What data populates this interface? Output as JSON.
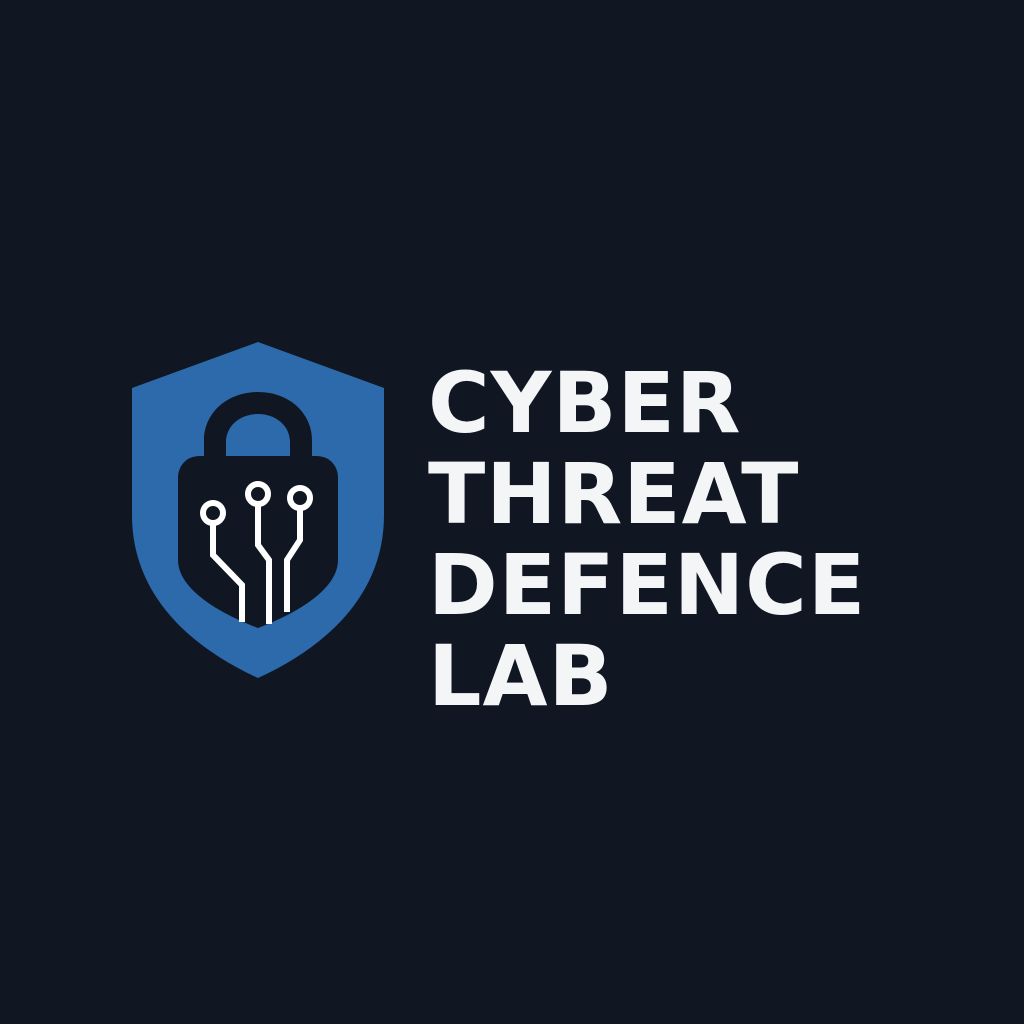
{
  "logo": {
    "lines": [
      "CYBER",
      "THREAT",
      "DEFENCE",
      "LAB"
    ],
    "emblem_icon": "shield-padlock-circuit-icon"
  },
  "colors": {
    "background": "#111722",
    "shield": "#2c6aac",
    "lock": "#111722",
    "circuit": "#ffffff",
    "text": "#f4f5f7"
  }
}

□ □ □ □ □ □ □

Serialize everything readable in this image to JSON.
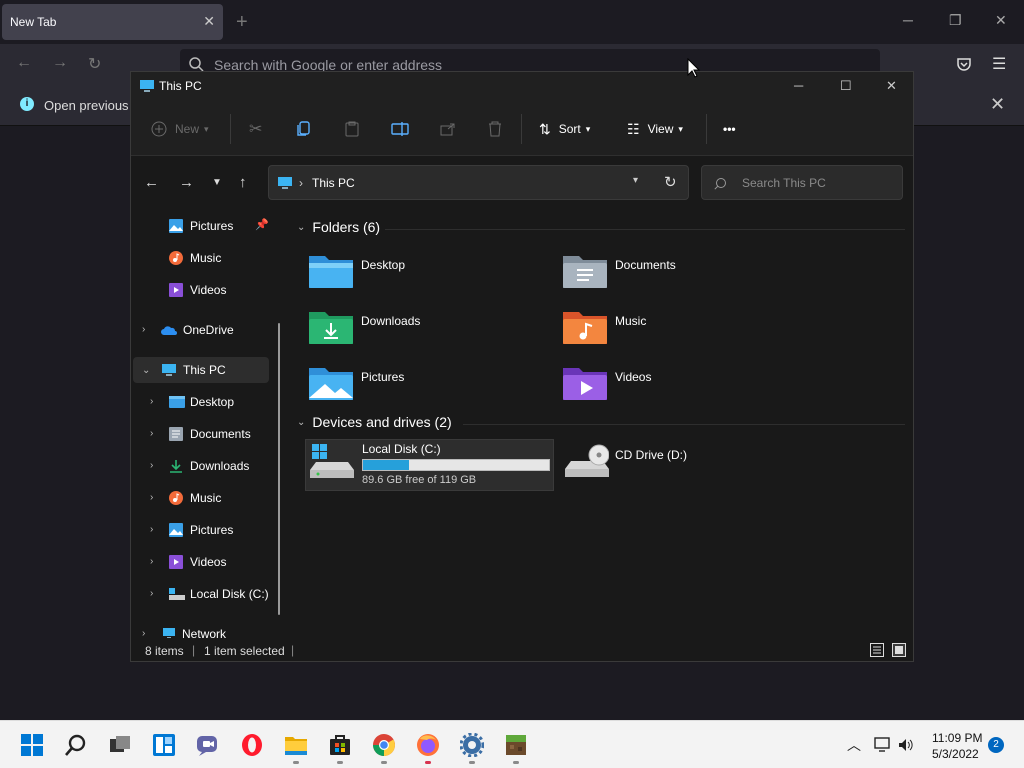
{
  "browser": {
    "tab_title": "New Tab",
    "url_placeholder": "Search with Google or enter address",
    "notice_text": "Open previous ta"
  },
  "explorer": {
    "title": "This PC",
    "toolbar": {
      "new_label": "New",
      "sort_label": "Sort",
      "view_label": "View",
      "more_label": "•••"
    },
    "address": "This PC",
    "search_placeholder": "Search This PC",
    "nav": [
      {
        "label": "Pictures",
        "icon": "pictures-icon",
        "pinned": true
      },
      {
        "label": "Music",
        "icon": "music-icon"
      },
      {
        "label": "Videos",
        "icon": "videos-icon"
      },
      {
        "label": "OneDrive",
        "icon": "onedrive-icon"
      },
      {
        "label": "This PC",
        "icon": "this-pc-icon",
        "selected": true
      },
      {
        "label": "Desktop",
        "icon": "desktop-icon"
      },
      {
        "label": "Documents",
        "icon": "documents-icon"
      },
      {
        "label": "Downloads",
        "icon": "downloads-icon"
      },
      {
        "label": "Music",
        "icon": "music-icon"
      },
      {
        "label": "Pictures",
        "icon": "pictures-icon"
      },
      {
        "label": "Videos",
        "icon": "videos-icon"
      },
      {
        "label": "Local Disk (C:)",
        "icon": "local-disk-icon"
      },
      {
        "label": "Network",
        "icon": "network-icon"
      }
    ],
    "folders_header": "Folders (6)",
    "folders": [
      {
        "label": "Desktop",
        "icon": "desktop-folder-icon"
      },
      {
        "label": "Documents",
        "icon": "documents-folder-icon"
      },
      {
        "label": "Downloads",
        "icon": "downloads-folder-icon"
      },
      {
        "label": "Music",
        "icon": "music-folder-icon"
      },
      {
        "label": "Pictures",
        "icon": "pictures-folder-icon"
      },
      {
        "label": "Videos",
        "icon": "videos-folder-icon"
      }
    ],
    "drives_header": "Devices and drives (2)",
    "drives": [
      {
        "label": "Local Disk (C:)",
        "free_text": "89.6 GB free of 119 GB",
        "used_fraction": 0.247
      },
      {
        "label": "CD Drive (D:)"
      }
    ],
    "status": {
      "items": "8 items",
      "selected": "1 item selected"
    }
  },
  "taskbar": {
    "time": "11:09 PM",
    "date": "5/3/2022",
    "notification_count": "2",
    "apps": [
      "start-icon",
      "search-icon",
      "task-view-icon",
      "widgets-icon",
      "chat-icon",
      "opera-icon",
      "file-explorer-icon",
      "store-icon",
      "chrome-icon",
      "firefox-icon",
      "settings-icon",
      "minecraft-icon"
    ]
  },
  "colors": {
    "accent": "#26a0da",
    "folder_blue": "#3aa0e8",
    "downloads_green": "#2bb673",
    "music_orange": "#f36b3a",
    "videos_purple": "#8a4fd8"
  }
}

□ □ □ □ □ □ □

Task directions. In the entries above, identify every line with the word "address". Copy those lines.

Result below.
    "url_placeholder": "Search with Google or enter address",
    "address": "This PC",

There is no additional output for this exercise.